[Description of the task] Transcribe all the records with complete accuracy.

[Dataset excerpts]
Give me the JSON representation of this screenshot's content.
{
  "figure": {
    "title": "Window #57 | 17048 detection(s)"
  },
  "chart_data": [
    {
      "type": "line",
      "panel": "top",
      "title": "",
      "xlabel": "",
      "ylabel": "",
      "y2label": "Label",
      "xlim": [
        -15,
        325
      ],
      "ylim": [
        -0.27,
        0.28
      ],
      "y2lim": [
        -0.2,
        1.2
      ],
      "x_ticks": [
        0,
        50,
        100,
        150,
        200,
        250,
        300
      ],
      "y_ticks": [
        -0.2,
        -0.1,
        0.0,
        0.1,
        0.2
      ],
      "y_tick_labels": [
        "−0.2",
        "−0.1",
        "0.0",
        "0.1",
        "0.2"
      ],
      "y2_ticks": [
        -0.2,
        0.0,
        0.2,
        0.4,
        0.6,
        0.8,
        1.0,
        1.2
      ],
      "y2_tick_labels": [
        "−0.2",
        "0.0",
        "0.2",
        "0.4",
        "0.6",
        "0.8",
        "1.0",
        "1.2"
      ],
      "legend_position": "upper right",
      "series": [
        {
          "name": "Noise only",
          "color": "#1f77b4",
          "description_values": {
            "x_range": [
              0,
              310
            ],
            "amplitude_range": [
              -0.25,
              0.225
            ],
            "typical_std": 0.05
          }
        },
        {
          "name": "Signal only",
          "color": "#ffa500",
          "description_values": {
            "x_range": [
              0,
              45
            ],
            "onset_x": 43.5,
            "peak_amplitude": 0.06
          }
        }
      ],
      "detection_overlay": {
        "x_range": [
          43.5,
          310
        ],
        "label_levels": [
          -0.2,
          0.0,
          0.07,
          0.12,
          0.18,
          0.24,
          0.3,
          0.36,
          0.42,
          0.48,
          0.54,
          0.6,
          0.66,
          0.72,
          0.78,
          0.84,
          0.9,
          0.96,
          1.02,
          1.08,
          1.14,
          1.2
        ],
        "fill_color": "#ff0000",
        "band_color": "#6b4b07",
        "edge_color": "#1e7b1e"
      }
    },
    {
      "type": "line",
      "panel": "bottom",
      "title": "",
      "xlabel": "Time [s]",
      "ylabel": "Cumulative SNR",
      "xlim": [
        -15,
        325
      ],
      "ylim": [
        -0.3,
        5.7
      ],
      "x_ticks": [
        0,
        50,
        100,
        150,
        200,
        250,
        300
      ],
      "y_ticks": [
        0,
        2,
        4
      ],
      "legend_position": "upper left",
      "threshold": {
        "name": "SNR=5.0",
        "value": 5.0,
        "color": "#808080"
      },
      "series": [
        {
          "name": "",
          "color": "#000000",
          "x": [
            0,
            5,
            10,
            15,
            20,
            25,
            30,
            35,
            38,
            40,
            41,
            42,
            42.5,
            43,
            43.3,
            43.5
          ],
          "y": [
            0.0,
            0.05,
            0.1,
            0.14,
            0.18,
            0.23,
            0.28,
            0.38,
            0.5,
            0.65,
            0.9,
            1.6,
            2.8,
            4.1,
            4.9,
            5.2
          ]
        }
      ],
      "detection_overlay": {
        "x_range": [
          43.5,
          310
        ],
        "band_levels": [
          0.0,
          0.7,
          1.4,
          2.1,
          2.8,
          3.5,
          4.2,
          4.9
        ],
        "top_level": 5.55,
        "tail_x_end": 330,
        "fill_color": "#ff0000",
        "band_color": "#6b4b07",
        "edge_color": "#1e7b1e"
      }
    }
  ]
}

[Written response]
Give me the JSON representation of this screenshot's content.
{
  "figure": {
    "title": "Window #57 | 17048 detection(s)"
  },
  "chart_data": [
    {
      "type": "line",
      "panel": "top",
      "title": "",
      "xlabel": "",
      "ylabel": "",
      "y2label": "Label",
      "xlim": [
        -15,
        325
      ],
      "ylim": [
        -0.27,
        0.28
      ],
      "y2lim": [
        -0.2,
        1.2
      ],
      "x_ticks": [
        0,
        50,
        100,
        150,
        200,
        250,
        300
      ],
      "y_ticks": [
        -0.2,
        -0.1,
        0.0,
        0.1,
        0.2
      ],
      "y_tick_labels": [
        "−0.2",
        "−0.1",
        "0.0",
        "0.1",
        "0.2"
      ],
      "y2_ticks": [
        -0.2,
        0.0,
        0.2,
        0.4,
        0.6,
        0.8,
        1.0,
        1.2
      ],
      "y2_tick_labels": [
        "−0.2",
        "0.0",
        "0.2",
        "0.4",
        "0.6",
        "0.8",
        "1.0",
        "1.2"
      ],
      "legend_position": "upper right",
      "series": [
        {
          "name": "Noise only",
          "color": "#1f77b4",
          "description_values": {
            "x_range": [
              0,
              310
            ],
            "amplitude_range": [
              -0.25,
              0.225
            ],
            "typical_std": 0.05
          }
        },
        {
          "name": "Signal only",
          "color": "#ffa500",
          "description_values": {
            "x_range": [
              0,
              45
            ],
            "onset_x": 43.5,
            "peak_amplitude": 0.06
          }
        }
      ],
      "detection_overlay": {
        "x_range": [
          43.5,
          310
        ],
        "label_levels": [
          -0.2,
          0.0,
          0.07,
          0.12,
          0.18,
          0.24,
          0.3,
          0.36,
          0.42,
          0.48,
          0.54,
          0.6,
          0.66,
          0.72,
          0.78,
          0.84,
          0.9,
          0.96,
          1.02,
          1.08,
          1.14,
          1.2
        ],
        "fill_color": "#ff0000",
        "band_color": "#6b4b07",
        "edge_color": "#1e7b1e"
      }
    },
    {
      "type": "line",
      "panel": "bottom",
      "title": "",
      "xlabel": "Time [s]",
      "ylabel": "Cumulative SNR",
      "xlim": [
        -15,
        325
      ],
      "ylim": [
        -0.3,
        5.7
      ],
      "x_ticks": [
        0,
        50,
        100,
        150,
        200,
        250,
        300
      ],
      "y_ticks": [
        0,
        2,
        4
      ],
      "legend_position": "upper left",
      "threshold": {
        "name": "SNR=5.0",
        "value": 5.0,
        "color": "#808080"
      },
      "series": [
        {
          "name": "",
          "color": "#000000",
          "x": [
            0,
            5,
            10,
            15,
            20,
            25,
            30,
            35,
            38,
            40,
            41,
            42,
            42.5,
            43,
            43.3,
            43.5
          ],
          "y": [
            0.0,
            0.05,
            0.1,
            0.14,
            0.18,
            0.23,
            0.28,
            0.38,
            0.5,
            0.65,
            0.9,
            1.6,
            2.8,
            4.1,
            4.9,
            5.2
          ]
        }
      ],
      "detection_overlay": {
        "x_range": [
          43.5,
          310
        ],
        "band_levels": [
          0.0,
          0.7,
          1.4,
          2.1,
          2.8,
          3.5,
          4.2,
          4.9
        ],
        "top_level": 5.55,
        "tail_x_end": 330,
        "fill_color": "#ff0000",
        "band_color": "#6b4b07",
        "edge_color": "#1e7b1e"
      }
    }
  ]
}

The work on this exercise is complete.